Stated problem: Note each line of the listing that contains the string "Level", and copy it.

[Collected data entries]
--- START ---

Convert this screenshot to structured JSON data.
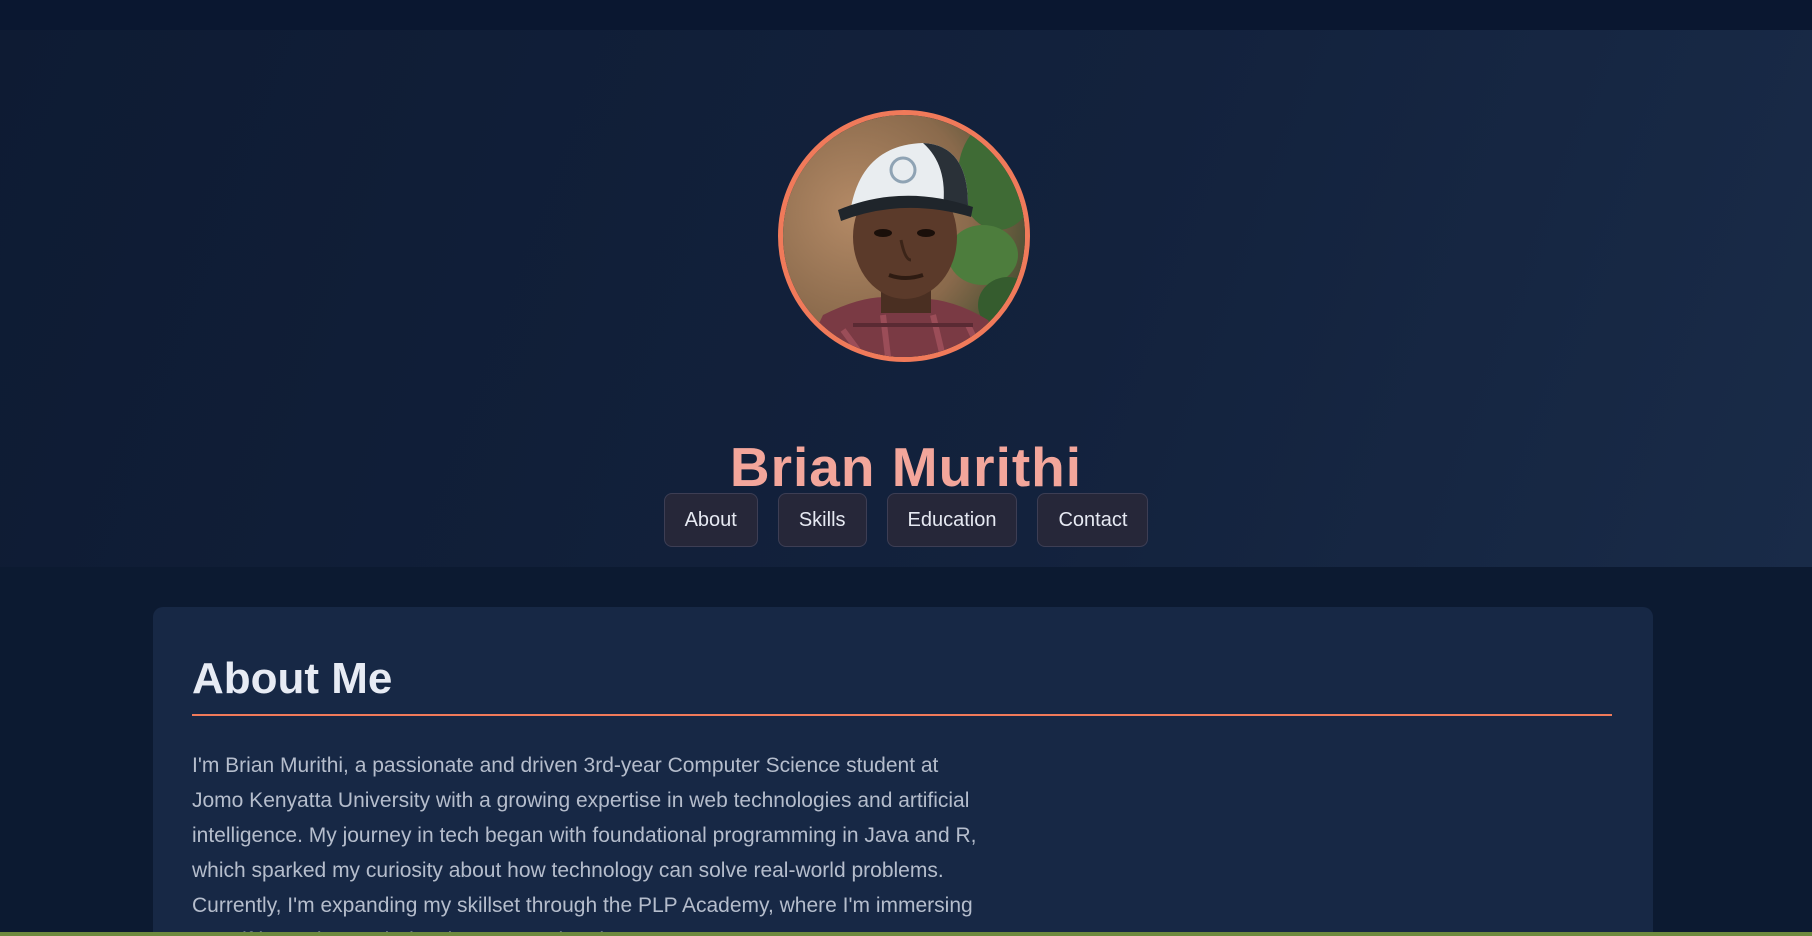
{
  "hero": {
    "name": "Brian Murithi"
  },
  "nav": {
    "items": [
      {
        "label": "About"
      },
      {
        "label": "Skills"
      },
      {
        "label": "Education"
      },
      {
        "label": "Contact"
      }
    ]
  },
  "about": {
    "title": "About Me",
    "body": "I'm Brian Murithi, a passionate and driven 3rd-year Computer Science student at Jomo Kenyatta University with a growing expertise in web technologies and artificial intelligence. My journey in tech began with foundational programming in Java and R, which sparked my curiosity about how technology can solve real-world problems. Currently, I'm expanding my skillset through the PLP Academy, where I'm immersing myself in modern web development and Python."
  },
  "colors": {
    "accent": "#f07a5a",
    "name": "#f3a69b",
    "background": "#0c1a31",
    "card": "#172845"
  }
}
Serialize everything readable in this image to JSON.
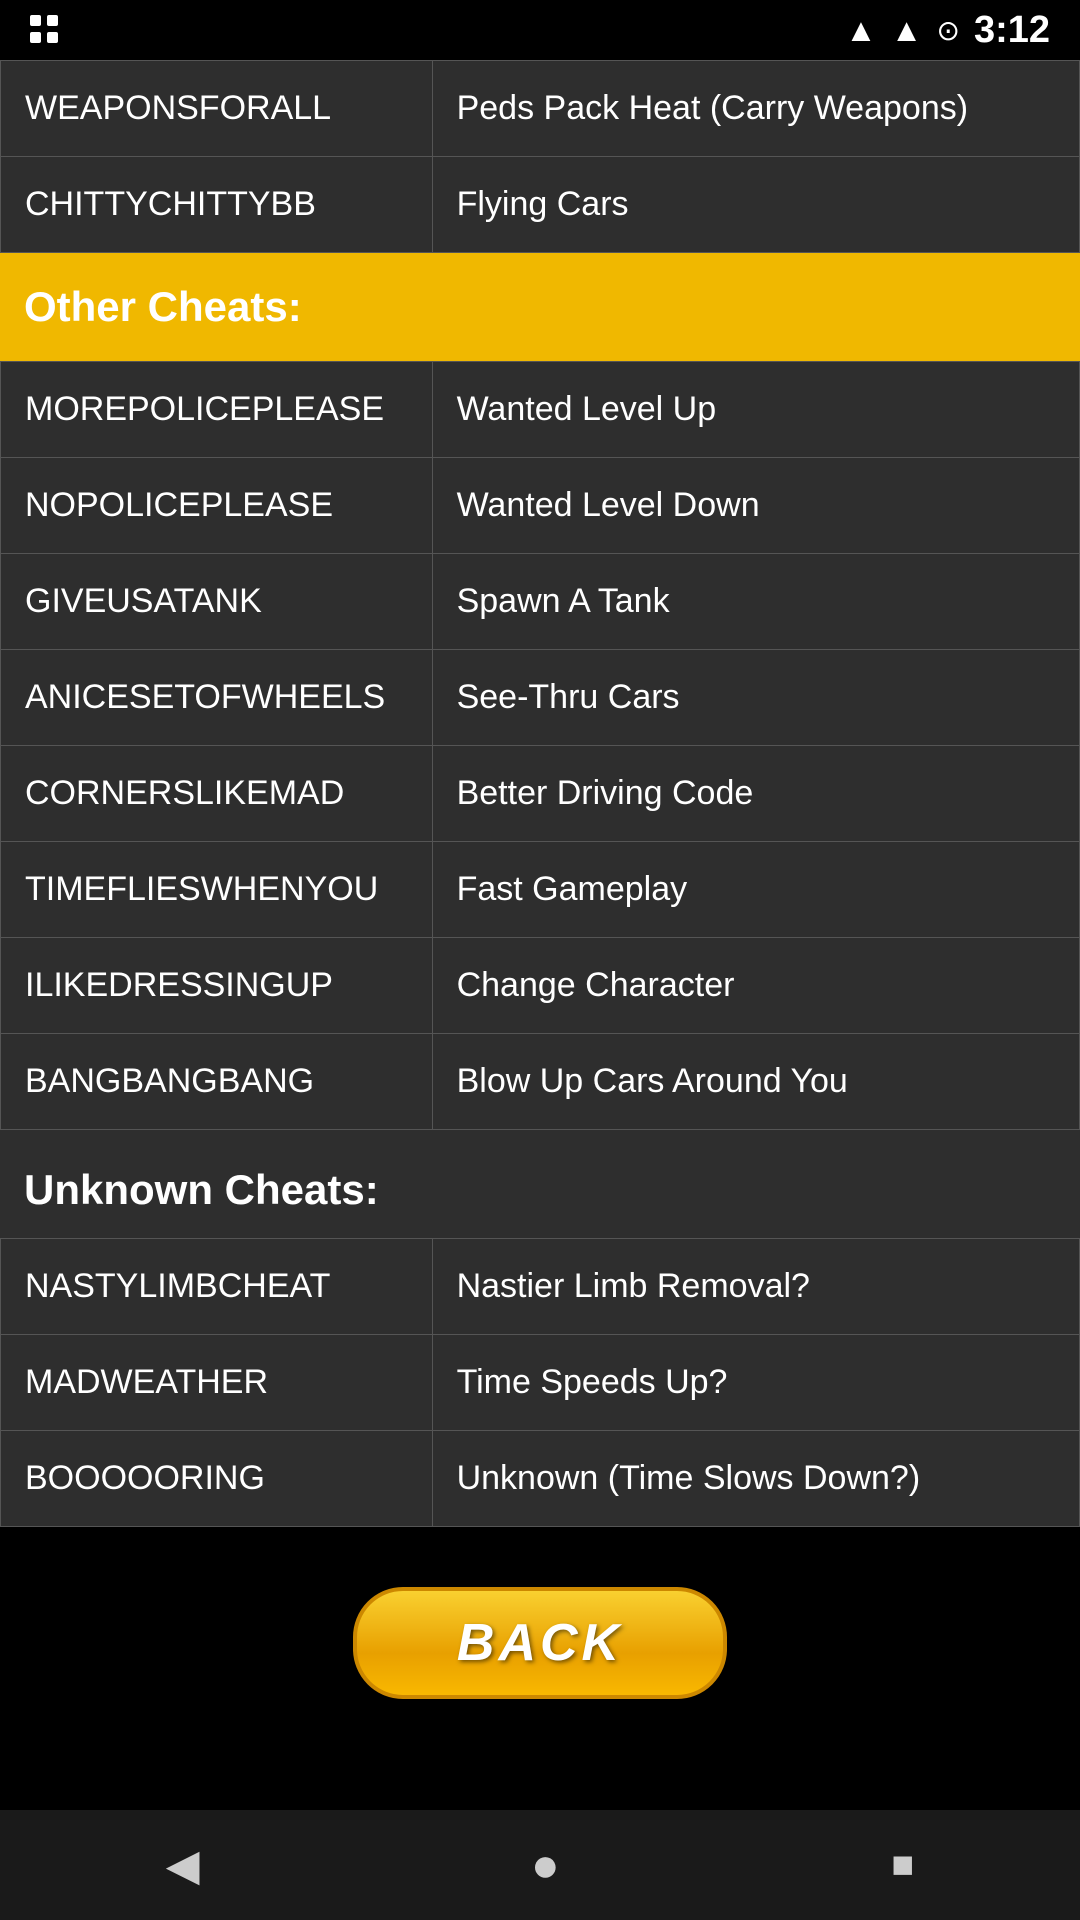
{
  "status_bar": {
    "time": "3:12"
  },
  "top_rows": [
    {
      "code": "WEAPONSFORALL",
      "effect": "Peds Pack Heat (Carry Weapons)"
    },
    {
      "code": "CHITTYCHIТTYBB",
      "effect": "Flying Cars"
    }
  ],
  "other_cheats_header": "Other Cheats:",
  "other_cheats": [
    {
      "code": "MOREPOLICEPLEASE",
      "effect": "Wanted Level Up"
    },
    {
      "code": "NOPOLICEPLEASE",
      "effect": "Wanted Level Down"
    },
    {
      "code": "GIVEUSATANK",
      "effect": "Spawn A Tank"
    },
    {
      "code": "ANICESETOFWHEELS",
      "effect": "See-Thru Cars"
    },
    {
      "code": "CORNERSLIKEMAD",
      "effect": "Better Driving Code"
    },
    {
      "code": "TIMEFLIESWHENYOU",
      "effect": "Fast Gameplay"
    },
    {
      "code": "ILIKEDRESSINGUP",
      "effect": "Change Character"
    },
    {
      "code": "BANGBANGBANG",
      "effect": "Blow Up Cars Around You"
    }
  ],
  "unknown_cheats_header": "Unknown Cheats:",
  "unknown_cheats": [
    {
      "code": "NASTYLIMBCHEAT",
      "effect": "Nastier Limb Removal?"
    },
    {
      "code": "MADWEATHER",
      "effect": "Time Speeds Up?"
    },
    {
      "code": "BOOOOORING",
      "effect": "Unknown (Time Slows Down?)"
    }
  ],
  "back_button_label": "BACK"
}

--- END ---
--- START ---

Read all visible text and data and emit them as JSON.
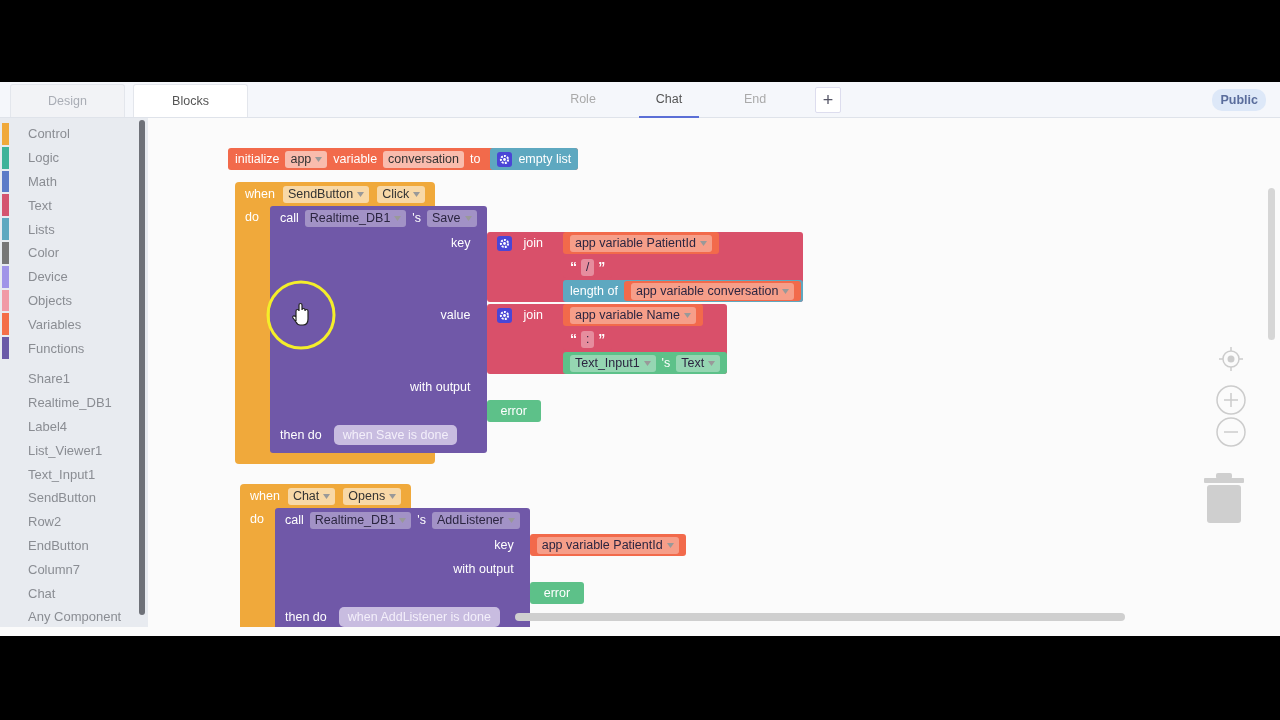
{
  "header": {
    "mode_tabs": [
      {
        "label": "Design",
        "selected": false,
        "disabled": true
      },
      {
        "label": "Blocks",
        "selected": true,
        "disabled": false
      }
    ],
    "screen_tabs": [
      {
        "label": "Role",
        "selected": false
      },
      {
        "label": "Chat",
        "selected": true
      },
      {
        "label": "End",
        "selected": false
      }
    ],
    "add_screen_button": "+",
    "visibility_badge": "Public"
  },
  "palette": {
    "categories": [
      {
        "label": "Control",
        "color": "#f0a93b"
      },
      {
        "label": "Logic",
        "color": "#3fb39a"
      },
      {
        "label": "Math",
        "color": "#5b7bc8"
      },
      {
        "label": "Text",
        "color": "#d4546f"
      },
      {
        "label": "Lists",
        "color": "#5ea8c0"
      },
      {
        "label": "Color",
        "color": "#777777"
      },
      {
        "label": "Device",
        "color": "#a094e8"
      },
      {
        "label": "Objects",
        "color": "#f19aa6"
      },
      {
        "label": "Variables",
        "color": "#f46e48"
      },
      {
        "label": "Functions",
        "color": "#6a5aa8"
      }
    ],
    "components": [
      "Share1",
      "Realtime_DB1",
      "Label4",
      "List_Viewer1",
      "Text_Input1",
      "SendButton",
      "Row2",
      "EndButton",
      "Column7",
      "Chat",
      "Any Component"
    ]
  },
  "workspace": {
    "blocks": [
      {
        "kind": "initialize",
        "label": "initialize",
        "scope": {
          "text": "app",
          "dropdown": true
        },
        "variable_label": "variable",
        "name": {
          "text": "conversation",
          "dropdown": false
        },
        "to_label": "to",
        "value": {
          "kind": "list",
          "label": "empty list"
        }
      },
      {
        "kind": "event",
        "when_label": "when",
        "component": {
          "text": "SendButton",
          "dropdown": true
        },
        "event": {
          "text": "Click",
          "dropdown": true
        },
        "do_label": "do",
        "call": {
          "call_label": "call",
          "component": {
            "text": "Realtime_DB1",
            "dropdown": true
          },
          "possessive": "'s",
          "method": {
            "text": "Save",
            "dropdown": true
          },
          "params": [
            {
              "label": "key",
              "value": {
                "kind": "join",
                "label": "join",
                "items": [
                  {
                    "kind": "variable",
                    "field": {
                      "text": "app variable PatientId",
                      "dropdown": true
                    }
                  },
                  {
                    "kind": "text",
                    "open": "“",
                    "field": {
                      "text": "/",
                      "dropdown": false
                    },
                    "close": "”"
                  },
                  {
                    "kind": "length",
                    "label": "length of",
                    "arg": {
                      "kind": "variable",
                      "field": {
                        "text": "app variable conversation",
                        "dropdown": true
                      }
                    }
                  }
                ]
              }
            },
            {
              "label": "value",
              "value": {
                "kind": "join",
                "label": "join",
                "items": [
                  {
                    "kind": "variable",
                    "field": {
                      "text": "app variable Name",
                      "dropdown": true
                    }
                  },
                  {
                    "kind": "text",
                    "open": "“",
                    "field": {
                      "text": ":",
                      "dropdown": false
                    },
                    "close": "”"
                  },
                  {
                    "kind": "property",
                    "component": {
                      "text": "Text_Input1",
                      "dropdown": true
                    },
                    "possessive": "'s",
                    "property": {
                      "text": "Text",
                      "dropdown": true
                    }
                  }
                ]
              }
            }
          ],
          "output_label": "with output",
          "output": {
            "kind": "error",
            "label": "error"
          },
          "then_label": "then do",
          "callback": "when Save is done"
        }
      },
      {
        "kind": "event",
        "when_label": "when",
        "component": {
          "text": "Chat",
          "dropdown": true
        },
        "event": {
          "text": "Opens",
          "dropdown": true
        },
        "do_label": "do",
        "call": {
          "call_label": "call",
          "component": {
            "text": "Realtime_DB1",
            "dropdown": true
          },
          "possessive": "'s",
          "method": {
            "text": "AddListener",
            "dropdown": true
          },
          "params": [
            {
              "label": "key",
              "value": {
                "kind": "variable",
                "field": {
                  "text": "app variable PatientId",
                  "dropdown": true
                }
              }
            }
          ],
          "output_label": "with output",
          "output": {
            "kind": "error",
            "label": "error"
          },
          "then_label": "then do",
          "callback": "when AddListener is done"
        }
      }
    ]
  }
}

--- END ---
--- START ---

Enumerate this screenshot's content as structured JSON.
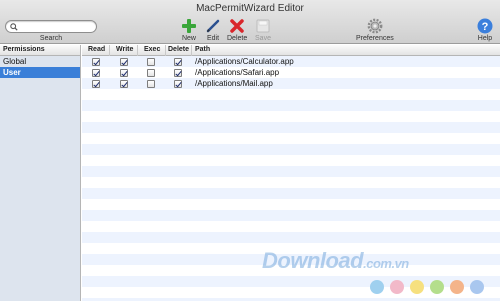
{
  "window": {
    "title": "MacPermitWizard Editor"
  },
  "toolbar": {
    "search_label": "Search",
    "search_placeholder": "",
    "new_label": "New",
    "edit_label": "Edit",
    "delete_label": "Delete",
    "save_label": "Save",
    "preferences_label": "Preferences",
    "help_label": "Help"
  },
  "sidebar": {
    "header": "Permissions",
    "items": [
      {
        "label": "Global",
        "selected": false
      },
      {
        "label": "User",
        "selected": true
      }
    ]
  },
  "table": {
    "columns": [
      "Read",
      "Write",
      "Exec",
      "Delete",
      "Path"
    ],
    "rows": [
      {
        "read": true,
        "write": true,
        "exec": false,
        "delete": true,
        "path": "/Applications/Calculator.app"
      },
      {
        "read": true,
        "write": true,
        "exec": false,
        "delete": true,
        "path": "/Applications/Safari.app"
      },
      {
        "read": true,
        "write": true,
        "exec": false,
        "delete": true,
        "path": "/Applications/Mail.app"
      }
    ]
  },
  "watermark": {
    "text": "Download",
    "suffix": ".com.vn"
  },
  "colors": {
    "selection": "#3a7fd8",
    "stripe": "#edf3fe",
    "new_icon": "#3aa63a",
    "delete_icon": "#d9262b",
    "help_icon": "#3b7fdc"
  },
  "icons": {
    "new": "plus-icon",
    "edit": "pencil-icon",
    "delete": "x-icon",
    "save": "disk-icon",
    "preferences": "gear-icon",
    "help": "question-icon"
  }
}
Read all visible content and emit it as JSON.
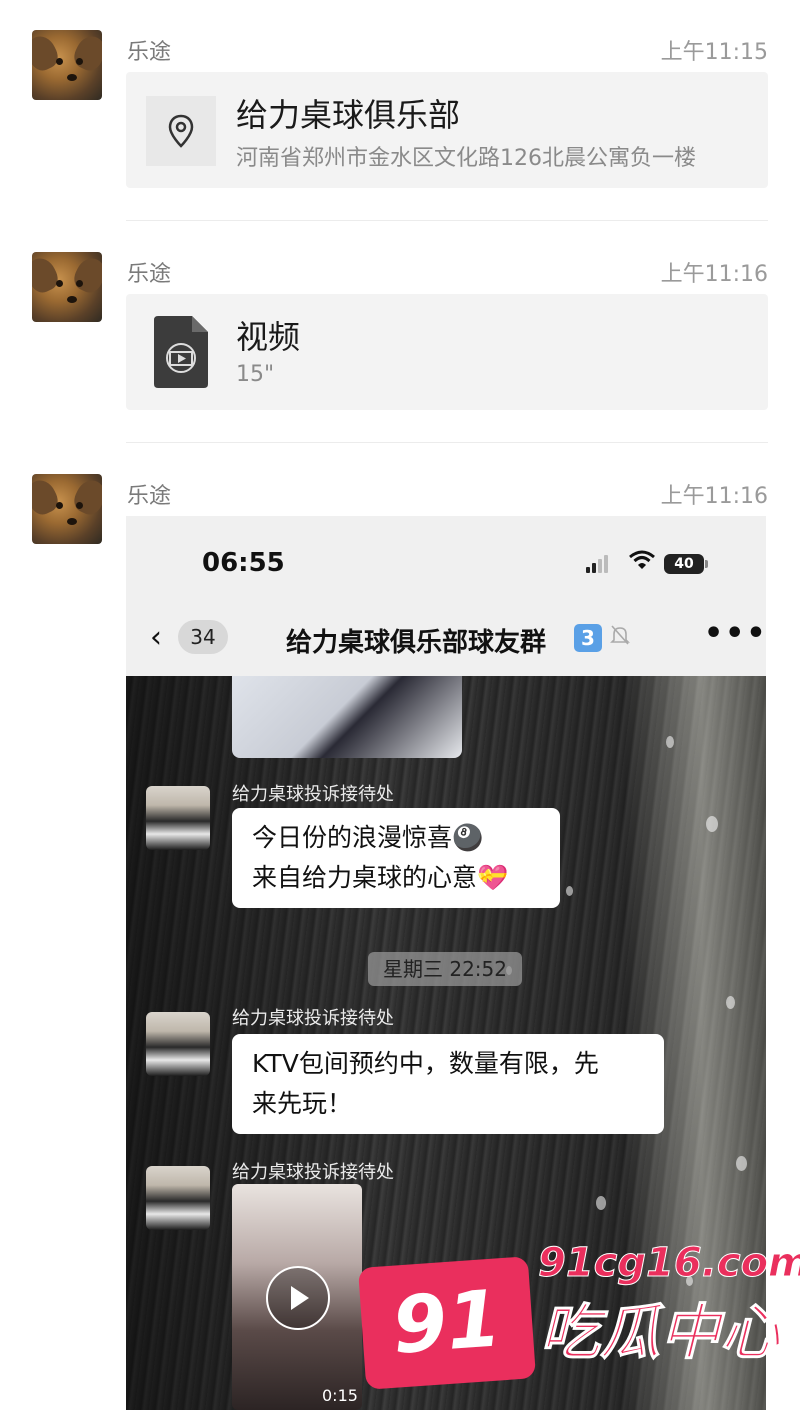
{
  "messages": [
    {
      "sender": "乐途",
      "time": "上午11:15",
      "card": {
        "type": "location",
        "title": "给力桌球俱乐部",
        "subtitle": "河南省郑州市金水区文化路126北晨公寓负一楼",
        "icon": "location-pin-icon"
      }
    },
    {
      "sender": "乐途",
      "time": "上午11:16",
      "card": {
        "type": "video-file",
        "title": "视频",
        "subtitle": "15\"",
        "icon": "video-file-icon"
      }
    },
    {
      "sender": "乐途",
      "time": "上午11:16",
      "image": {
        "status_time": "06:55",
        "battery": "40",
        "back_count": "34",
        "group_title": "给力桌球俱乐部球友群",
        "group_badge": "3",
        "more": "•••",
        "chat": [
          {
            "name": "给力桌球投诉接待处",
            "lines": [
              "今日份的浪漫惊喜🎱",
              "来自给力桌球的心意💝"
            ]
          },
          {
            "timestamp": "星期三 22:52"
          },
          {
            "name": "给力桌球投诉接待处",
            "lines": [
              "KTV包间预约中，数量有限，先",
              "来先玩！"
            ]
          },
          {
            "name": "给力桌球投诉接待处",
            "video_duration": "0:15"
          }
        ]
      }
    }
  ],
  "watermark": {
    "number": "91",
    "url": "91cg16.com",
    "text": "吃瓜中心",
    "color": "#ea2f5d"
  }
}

--- END ---

Final result:
      "effect": "Wanted Level Up"
      "effect": "Wanted Level Down"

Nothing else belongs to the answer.